Records from a collection of figures:

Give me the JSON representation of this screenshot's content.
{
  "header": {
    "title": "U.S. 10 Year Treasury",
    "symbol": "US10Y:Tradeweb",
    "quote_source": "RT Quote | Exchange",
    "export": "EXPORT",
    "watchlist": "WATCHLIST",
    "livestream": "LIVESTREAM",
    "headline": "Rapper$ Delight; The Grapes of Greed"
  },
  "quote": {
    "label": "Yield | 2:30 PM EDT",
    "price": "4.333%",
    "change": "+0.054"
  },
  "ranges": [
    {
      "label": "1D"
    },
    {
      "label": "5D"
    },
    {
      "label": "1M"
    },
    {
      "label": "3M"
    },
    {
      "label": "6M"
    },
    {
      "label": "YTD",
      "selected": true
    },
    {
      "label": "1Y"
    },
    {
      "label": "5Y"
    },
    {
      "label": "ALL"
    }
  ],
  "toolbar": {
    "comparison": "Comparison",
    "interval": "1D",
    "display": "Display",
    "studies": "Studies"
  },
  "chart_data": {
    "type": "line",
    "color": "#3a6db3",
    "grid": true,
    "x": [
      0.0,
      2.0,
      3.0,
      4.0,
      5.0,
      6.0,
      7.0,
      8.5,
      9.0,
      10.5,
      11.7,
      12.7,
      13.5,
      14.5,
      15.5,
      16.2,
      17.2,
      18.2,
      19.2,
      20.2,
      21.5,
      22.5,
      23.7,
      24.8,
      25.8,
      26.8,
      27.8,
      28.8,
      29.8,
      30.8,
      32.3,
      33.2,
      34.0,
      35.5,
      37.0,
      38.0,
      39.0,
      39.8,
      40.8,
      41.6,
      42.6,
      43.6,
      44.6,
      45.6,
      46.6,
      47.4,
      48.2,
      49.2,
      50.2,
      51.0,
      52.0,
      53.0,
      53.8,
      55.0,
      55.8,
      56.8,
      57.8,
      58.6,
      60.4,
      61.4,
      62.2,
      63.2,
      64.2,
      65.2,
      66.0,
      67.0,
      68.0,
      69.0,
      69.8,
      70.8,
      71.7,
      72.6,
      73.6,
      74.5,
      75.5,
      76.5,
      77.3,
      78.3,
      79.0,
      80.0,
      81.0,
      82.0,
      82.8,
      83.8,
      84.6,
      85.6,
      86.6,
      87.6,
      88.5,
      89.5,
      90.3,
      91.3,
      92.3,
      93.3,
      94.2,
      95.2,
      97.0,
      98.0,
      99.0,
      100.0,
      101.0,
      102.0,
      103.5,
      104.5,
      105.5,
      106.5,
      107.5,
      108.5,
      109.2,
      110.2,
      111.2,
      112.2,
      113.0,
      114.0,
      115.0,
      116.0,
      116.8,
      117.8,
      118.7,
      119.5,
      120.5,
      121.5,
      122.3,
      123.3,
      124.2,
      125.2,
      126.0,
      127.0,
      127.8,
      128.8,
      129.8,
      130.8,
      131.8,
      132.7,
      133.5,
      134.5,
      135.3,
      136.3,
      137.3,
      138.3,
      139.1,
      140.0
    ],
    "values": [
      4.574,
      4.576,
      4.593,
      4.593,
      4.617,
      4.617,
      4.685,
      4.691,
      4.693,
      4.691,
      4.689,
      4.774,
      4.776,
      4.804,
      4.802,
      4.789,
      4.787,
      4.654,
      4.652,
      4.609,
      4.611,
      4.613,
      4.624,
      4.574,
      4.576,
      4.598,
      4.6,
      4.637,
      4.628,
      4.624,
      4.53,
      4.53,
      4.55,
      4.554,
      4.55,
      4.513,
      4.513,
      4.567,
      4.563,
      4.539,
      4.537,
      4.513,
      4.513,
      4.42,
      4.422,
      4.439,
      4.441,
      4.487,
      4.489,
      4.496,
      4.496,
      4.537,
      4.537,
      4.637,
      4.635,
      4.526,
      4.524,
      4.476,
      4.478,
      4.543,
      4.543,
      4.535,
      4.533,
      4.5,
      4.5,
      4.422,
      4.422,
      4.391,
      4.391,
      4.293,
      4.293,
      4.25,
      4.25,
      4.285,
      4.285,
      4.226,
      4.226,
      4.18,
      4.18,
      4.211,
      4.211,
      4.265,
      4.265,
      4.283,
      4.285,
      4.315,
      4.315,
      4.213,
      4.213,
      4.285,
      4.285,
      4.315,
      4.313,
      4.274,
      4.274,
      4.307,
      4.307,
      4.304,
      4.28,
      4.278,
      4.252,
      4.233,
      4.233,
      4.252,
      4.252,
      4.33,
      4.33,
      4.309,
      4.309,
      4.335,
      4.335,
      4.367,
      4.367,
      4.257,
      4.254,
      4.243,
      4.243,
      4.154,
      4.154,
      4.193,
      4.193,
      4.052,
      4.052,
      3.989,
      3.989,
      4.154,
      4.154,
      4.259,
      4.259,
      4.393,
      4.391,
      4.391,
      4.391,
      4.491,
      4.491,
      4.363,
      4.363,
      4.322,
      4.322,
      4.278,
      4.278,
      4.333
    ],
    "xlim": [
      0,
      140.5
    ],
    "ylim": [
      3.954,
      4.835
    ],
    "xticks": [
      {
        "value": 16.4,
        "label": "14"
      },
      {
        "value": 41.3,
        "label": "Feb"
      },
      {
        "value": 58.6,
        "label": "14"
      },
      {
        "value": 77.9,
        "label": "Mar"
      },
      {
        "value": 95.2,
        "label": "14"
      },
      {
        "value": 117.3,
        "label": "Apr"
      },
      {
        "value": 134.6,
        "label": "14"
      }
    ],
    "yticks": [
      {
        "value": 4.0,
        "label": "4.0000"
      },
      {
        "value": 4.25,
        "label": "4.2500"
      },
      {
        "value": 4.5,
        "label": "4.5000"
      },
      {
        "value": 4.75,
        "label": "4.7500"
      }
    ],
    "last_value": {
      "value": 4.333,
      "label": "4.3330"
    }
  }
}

Stated goal:
Repeat the material above in full, exactly as it stands.

Task output:
Give me the JSON representation of this screenshot's content.
{
  "header": {
    "title": "U.S. 10 Year Treasury",
    "symbol": "US10Y:Tradeweb",
    "quote_source": "RT Quote | Exchange",
    "export": "EXPORT",
    "watchlist": "WATCHLIST",
    "livestream": "LIVESTREAM",
    "headline": "Rapper$ Delight; The Grapes of Greed"
  },
  "quote": {
    "label": "Yield | 2:30 PM EDT",
    "price": "4.333%",
    "change": "+0.054"
  },
  "ranges": [
    {
      "label": "1D"
    },
    {
      "label": "5D"
    },
    {
      "label": "1M"
    },
    {
      "label": "3M"
    },
    {
      "label": "6M"
    },
    {
      "label": "YTD",
      "selected": true
    },
    {
      "label": "1Y"
    },
    {
      "label": "5Y"
    },
    {
      "label": "ALL"
    }
  ],
  "toolbar": {
    "comparison": "Comparison",
    "interval": "1D",
    "display": "Display",
    "studies": "Studies"
  },
  "chart_data": {
    "type": "line",
    "color": "#3a6db3",
    "grid": true,
    "x": [
      0.0,
      2.0,
      3.0,
      4.0,
      5.0,
      6.0,
      7.0,
      8.5,
      9.0,
      10.5,
      11.7,
      12.7,
      13.5,
      14.5,
      15.5,
      16.2,
      17.2,
      18.2,
      19.2,
      20.2,
      21.5,
      22.5,
      23.7,
      24.8,
      25.8,
      26.8,
      27.8,
      28.8,
      29.8,
      30.8,
      32.3,
      33.2,
      34.0,
      35.5,
      37.0,
      38.0,
      39.0,
      39.8,
      40.8,
      41.6,
      42.6,
      43.6,
      44.6,
      45.6,
      46.6,
      47.4,
      48.2,
      49.2,
      50.2,
      51.0,
      52.0,
      53.0,
      53.8,
      55.0,
      55.8,
      56.8,
      57.8,
      58.6,
      60.4,
      61.4,
      62.2,
      63.2,
      64.2,
      65.2,
      66.0,
      67.0,
      68.0,
      69.0,
      69.8,
      70.8,
      71.7,
      72.6,
      73.6,
      74.5,
      75.5,
      76.5,
      77.3,
      78.3,
      79.0,
      80.0,
      81.0,
      82.0,
      82.8,
      83.8,
      84.6,
      85.6,
      86.6,
      87.6,
      88.5,
      89.5,
      90.3,
      91.3,
      92.3,
      93.3,
      94.2,
      95.2,
      97.0,
      98.0,
      99.0,
      100.0,
      101.0,
      102.0,
      103.5,
      104.5,
      105.5,
      106.5,
      107.5,
      108.5,
      109.2,
      110.2,
      111.2,
      112.2,
      113.0,
      114.0,
      115.0,
      116.0,
      116.8,
      117.8,
      118.7,
      119.5,
      120.5,
      121.5,
      122.3,
      123.3,
      124.2,
      125.2,
      126.0,
      127.0,
      127.8,
      128.8,
      129.8,
      130.8,
      131.8,
      132.7,
      133.5,
      134.5,
      135.3,
      136.3,
      137.3,
      138.3,
      139.1,
      140.0
    ],
    "values": [
      4.574,
      4.576,
      4.593,
      4.593,
      4.617,
      4.617,
      4.685,
      4.691,
      4.693,
      4.691,
      4.689,
      4.774,
      4.776,
      4.804,
      4.802,
      4.789,
      4.787,
      4.654,
      4.652,
      4.609,
      4.611,
      4.613,
      4.624,
      4.574,
      4.576,
      4.598,
      4.6,
      4.637,
      4.628,
      4.624,
      4.53,
      4.53,
      4.55,
      4.554,
      4.55,
      4.513,
      4.513,
      4.567,
      4.563,
      4.539,
      4.537,
      4.513,
      4.513,
      4.42,
      4.422,
      4.439,
      4.441,
      4.487,
      4.489,
      4.496,
      4.496,
      4.537,
      4.537,
      4.637,
      4.635,
      4.526,
      4.524,
      4.476,
      4.478,
      4.543,
      4.543,
      4.535,
      4.533,
      4.5,
      4.5,
      4.422,
      4.422,
      4.391,
      4.391,
      4.293,
      4.293,
      4.25,
      4.25,
      4.285,
      4.285,
      4.226,
      4.226,
      4.18,
      4.18,
      4.211,
      4.211,
      4.265,
      4.265,
      4.283,
      4.285,
      4.315,
      4.315,
      4.213,
      4.213,
      4.285,
      4.285,
      4.315,
      4.313,
      4.274,
      4.274,
      4.307,
      4.307,
      4.304,
      4.28,
      4.278,
      4.252,
      4.233,
      4.233,
      4.252,
      4.252,
      4.33,
      4.33,
      4.309,
      4.309,
      4.335,
      4.335,
      4.367,
      4.367,
      4.257,
      4.254,
      4.243,
      4.243,
      4.154,
      4.154,
      4.193,
      4.193,
      4.052,
      4.052,
      3.989,
      3.989,
      4.154,
      4.154,
      4.259,
      4.259,
      4.393,
      4.391,
      4.391,
      4.391,
      4.491,
      4.491,
      4.363,
      4.363,
      4.322,
      4.322,
      4.278,
      4.278,
      4.333
    ],
    "xlim": [
      0,
      140.5
    ],
    "ylim": [
      3.954,
      4.835
    ],
    "xticks": [
      {
        "value": 16.4,
        "label": "14"
      },
      {
        "value": 41.3,
        "label": "Feb"
      },
      {
        "value": 58.6,
        "label": "14"
      },
      {
        "value": 77.9,
        "label": "Mar"
      },
      {
        "value": 95.2,
        "label": "14"
      },
      {
        "value": 117.3,
        "label": "Apr"
      },
      {
        "value": 134.6,
        "label": "14"
      }
    ],
    "yticks": [
      {
        "value": 4.0,
        "label": "4.0000"
      },
      {
        "value": 4.25,
        "label": "4.2500"
      },
      {
        "value": 4.5,
        "label": "4.5000"
      },
      {
        "value": 4.75,
        "label": "4.7500"
      }
    ],
    "last_value": {
      "value": 4.333,
      "label": "4.3330"
    }
  }
}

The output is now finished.